══ Data section
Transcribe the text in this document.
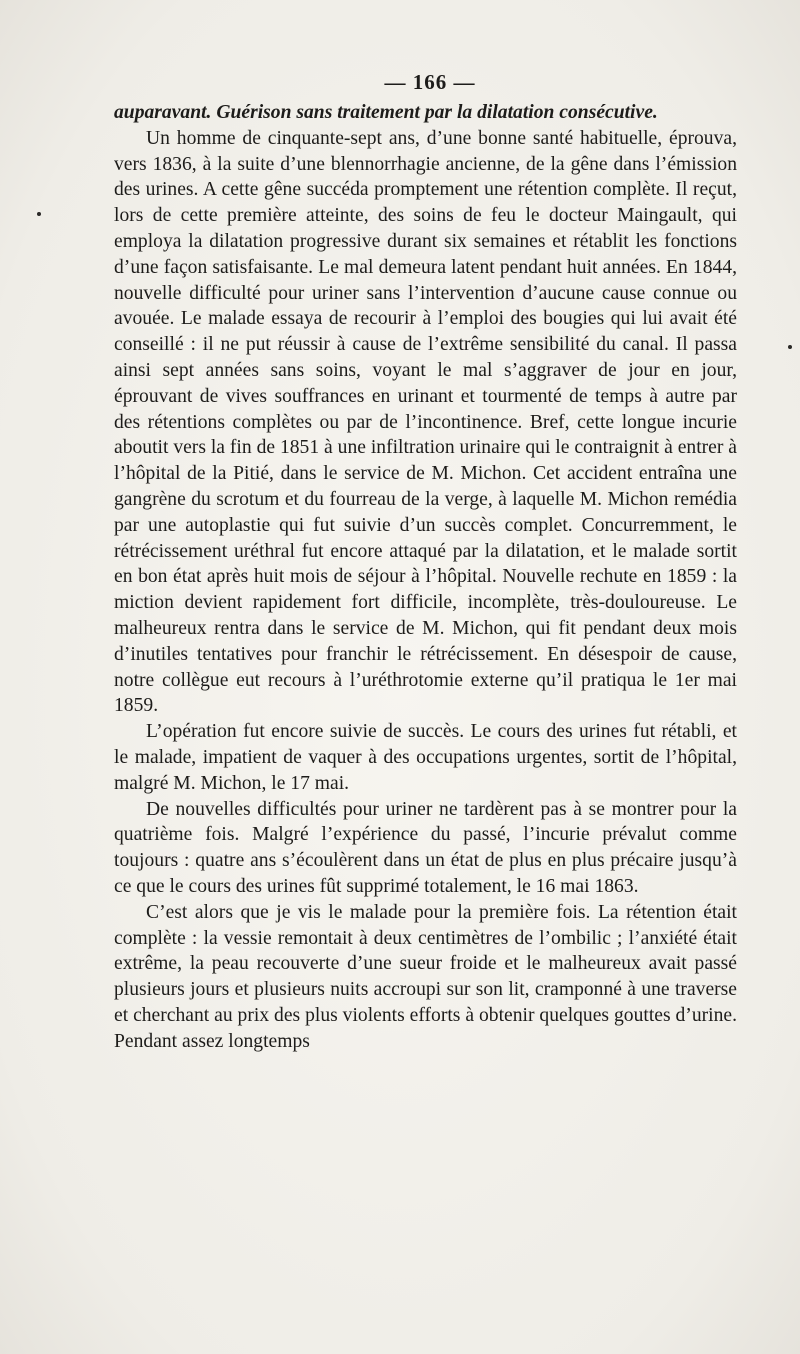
— 166 —

auparavant. Guérison sans traitement par la dilatation consécutive.

Un homme de cinquante-sept ans, d’une bonne santé habituelle, éprouva, vers 1836, à la suite d’une blennorrhagie ancienne, de la gêne dans l’émission des urines. A cette gêne succéda promptement une rétention complète. Il reçut, lors de cette première atteinte, des soins de feu le docteur Maingault, qui employa la dilatation progressive durant six semaines et rétablit les fonctions d’une façon satisfaisante. Le mal demeura latent pendant huit années. En 1844, nouvelle difficulté pour uriner sans l’intervention d’aucune cause connue ou avouée. Le malade essaya de recourir à l’emploi des bougies qui lui avait été conseillé : il ne put réussir à cause de l’extrême sensibilité du canal. Il passa ainsi sept années sans soins, voyant le mal s’aggraver de jour en jour, éprouvant de vives souffrances en urinant et tourmenté de temps à autre par des rétentions complètes ou par de l’incontinence. Bref, cette longue incurie aboutit vers la fin de 1851 à une infiltration urinaire qui le contraignit à entrer à l’hôpital de la Pitié, dans le service de M. Michon. Cet accident entraîna une gangrène du scrotum et du fourreau de la verge, à laquelle M. Michon remédia par une autoplastie qui fut suivie d’un succès complet. Concurremment, le rétrécissement uréthral fut encore attaqué par la dilatation, et le malade sortit en bon état après huit mois de séjour à l’hôpital. Nouvelle rechute en 1859 : la miction devient rapidement fort difficile, incomplète, très-douloureuse. Le malheureux rentra dans le service de M. Michon, qui fit pendant deux mois d’inutiles tentatives pour franchir le rétrécissement. En désespoir de cause, notre collègue eut recours à l’uréthrotomie externe qu’il pratiqua le 1er mai 1859.

L’opération fut encore suivie de succès. Le cours des urines fut rétabli, et le malade, impatient de vaquer à des occupations urgentes, sortit de l’hôpital, malgré M. Michon, le 17 mai.

De nouvelles difficultés pour uriner ne tardèrent pas à se montrer pour la quatrième fois. Malgré l’expérience du passé, l’incurie prévalut comme toujours : quatre ans s’écoulèrent dans un état de plus en plus précaire jusqu’à ce que le cours des urines fût supprimé totalement, le 16 mai 1863.

C’est alors que je vis le malade pour la première fois. La rétention était complète : la vessie remontait à deux centimètres de l’ombilic ; l’anxiété était extrême, la peau recouverte d’une sueur froide et le malheureux avait passé plusieurs jours et plusieurs nuits accroupi sur son lit, cramponné à une traverse et cherchant au prix des plus violents efforts à obtenir quelques gouttes d’urine. Pendant assez longtemps
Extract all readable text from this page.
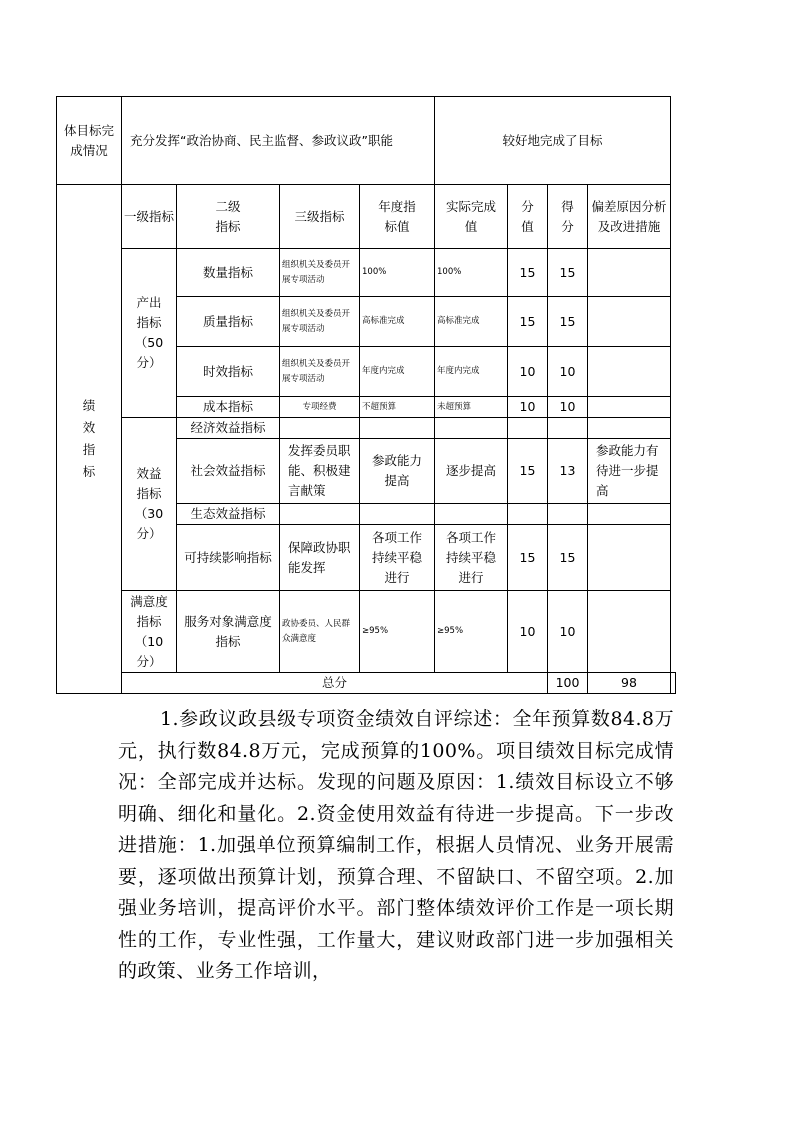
体目标完成情况	充分发挥“政治协商、民主监督、参政议政”职能				较好地完成了目标				

绩效指标	一级指标	二级指标	三级指标	年度指标值	实际完成值	分值	得分	偏差原因分析及改进措施	

	产出指标（50分）	数量指标	组织机关及委员开展专项活动	100%	100%	15	15		
		质量指标	组织机关及委员开展专项活动	高标准完成	高标准完成	15	15		
		时效指标	组织机关及委员开展专项活动	年度内完成	年度内完成	10	10		
		成本指标	专项经费	不超预算	未超预算	10	10		

	效益指标（30分）	经济效益指标							
		社会效益指标	发挥委员职能、积极建言献策	参政能力提高	逐步提高	15	13	参政能力有待进一步提高	
		生态效益指标							

		可持续影响指标	保障政协职能发挥	各项工作持续平稳进行	各项工作持续平稳进行	15	15		

	满意度指标（10分）	服务对象满意度指标	政协委员、人民群众满意度	≥95%	≥95%	10	10		
	总分						100	98	

1.参政议政县级专项资金绩效自评综述：全年预算数84.8万元，执行数84.8万元，完成预算的100%。项目绩效目标完成情况：全部完成并达标。发现的问题及原因：1.绩效目标设立不够明确、细化和量化。2.资金使用效益有待进一步提高。下一步改进措施：1.加强单位预算编制工作，根据人员情况、业务开展需要，逐项做出预算计划，预算合理、不留缺口、不留空项。2.加强业务培训，提高评价水平。部门整体绩效评价工作是一项长期性的工作，专业性强，工作量大，建议财政部门进一步加强相关的政策、业务工作培训，
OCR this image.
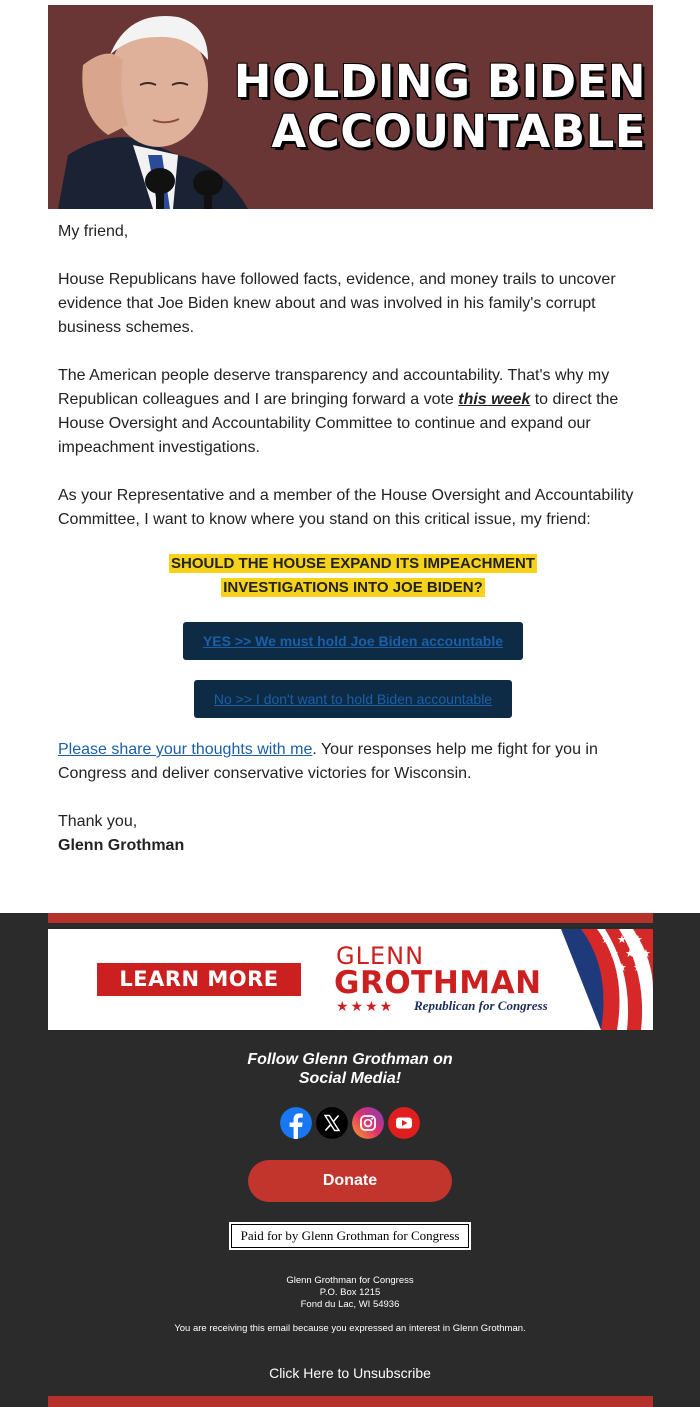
HOLDING BIDEN
ACCOUNTABLE

My friend,

House Republicans have followed facts, evidence, and money trails to uncover evidence that Joe Biden knew about and was involved in his family's corrupt business schemes.

The American people deserve transparency and accountability. That's why my Republican colleagues and I are bringing forward a vote this week to direct the House Oversight and Accountability Committee to continue and expand our impeachment investigations.

As your Representative and a member of the House Oversight and Accountability Committee, I want to know where you stand on this critical issue, my friend:

SHOULD THE HOUSE EXPAND ITS IMPEACHMENT
INVESTIGATIONS INTO JOE BIDEN?
YES >> We must hold Joe Biden accountable
No >> I don't want to hold Biden accountable

Please share your thoughts with me. Your responses help me fight for you in Congress and deliver conservative victories for Wisconsin.

Thank you,
Glenn Grothman
LEARN MORE
GLENN
GROTHMAN
★★★★ Republican for Congress
★ ★ ★
★ ★ ★
★ ★
Follow Glenn Grothman on
Social Media!
Donate
Paid for by Glenn Grothman for Congress
Glenn Grothman for Congress
P.O. Box 1215
Fond du Lac, WI 54936
You are receiving this email because you expressed an interest in Glenn Grothman.
Click Here to Unsubscribe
════
— What this task involves —
Pick out the lines containing the string "want" and show them.

— Exercise solution —
As your Representative and a member of the House Oversight and Accountability Committee, I want to know where you stand on this critical issue, my friend:
No >> I don't want to hold Biden accountable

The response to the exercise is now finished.